▶ _DOCUMENT EXCERPT_:
Kittipong Wongma

Personal information
- Full name: Kittipong Wongma
- Date of birth: 14 September 1995 (age 29)
- Place of birth: Surin, Thailand
- Height: 1.80 m (5 ft 11 in)
- Position(s): Forward

Team information
- Current team: Mahasarakham
- Number: 19

Youth career
- 2010–2013: Sisaket United

Senior career*
- Years: Team / Apps / (Gls)
- 2014: Sisaket United / 23 / (9)
- 2015–2017: Sisaket / 44 / (5)
- 2016: → Udon Thani (loan) / 20 / (6)
- 2017–2019: Sukhothai / 18 / (0)
- 2020: Nakhon Ratchasima / 7 / (0)
- 2020: Udon United / 8 / (2)
- 2021–2022: Nongbua Pitchaya / 4 / (0)
- 2022–2024: Suphanburi / 63 / (9)
- 2024–: Mahasarakham / 0 / (0)

International career^{‡}
- 2016–2018: Thailand U23 / 1 / (0)

[Document understanding data]

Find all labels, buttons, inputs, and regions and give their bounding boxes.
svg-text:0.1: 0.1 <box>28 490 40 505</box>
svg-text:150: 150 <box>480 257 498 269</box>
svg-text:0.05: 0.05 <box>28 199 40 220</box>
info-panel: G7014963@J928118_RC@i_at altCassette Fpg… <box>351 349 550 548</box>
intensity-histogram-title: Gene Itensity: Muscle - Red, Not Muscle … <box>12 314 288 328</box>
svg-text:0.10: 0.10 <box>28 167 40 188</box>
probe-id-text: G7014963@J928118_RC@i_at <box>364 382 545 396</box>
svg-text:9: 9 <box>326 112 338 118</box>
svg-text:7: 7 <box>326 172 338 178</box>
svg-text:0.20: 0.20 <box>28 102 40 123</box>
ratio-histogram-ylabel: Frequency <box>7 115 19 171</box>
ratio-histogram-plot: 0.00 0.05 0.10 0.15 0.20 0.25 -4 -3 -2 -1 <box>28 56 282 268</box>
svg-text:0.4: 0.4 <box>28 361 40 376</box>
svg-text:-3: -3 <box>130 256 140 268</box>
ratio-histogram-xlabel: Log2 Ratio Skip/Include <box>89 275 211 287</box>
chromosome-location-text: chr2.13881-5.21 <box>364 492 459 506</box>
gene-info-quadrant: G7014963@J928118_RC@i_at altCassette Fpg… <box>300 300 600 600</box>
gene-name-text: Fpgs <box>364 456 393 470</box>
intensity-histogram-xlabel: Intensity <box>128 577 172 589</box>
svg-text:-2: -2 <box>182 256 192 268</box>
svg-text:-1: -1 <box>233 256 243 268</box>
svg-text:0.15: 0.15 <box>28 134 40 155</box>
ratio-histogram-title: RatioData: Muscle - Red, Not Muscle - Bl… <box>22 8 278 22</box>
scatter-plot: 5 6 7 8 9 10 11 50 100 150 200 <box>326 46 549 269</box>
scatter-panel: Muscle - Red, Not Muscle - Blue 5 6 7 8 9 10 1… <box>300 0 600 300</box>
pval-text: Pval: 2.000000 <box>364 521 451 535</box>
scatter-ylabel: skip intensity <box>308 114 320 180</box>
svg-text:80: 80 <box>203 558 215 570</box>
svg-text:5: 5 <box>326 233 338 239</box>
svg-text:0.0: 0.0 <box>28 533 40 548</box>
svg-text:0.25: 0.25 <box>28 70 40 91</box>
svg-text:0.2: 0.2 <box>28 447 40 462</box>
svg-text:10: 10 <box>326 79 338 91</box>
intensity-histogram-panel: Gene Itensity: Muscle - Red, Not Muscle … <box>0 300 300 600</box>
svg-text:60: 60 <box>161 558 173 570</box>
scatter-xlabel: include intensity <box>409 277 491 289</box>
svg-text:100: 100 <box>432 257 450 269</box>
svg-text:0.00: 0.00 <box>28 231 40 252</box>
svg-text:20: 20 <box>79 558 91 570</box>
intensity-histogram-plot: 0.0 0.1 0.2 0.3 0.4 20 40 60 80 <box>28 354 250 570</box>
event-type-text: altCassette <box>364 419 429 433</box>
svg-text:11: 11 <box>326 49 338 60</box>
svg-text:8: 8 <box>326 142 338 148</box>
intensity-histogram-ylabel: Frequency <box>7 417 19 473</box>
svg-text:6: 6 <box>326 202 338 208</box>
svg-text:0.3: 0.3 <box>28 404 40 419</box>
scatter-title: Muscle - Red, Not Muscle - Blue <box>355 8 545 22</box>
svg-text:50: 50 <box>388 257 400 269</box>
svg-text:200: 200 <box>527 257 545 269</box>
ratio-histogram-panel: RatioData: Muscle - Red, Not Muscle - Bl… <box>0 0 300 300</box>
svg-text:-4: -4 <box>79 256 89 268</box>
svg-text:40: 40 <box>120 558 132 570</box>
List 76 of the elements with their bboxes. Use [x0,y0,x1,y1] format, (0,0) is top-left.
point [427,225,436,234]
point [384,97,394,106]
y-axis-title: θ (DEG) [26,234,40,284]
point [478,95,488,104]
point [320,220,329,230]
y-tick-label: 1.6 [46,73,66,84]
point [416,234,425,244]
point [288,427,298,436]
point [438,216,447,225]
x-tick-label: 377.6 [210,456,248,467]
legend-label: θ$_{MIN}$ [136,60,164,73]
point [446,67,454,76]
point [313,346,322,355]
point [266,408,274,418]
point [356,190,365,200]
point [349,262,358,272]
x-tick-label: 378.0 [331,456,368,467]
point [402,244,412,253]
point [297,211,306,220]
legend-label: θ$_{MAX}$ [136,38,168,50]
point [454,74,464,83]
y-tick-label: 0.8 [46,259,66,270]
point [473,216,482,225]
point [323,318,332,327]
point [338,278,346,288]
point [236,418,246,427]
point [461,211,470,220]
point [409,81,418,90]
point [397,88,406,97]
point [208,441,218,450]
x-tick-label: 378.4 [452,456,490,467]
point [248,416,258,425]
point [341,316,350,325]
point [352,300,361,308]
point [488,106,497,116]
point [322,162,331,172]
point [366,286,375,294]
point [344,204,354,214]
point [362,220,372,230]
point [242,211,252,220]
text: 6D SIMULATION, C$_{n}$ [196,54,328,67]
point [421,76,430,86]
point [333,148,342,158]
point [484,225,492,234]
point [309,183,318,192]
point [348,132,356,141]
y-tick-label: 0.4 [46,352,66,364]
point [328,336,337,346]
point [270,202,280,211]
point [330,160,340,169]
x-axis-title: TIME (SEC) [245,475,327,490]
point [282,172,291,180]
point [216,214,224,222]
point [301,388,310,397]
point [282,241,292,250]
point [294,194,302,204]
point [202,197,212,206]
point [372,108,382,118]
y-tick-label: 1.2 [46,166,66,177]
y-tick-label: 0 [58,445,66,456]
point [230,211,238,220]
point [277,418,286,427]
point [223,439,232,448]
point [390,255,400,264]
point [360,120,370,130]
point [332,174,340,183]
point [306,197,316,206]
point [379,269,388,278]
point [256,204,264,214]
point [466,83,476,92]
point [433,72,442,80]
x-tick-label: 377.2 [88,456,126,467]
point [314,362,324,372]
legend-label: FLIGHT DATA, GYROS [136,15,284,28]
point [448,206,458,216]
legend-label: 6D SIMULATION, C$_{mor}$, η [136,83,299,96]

▶ _TASK REQUIREMENTS_:
a. According to the Kittipong Wongma profile, which club had the player on loan in 2016?
b. Continue the Kittipong Wongma profile from where it stops.
None of this draws on the rows.

▶ _PER-TASK ANSWERS_:
a. Udon Thani.

b.
= Kittipong Wongma =

Thai footballer

Kittipong Wongma (กิตติพงษ์ วงษ์มา; born September 14, 1995) is a Thai professional footballer who plays for Thai League 2 club Mahasarakham.

==Playing career==
On 3 December 2014, Kitipong who was 19 years old moved from Sisaket United in Division 2 to Sisaket in Thai League 1. He had the impressive performance for the club in his first season on the top league.

On 28 January 2016, Kittipong Wongma moved to Udon Thani in Division 2 by a loan contract.

==International career==
On 8 July 2015, Kittipong made an appearance in the match of Thai League All-Star against Reading F.C.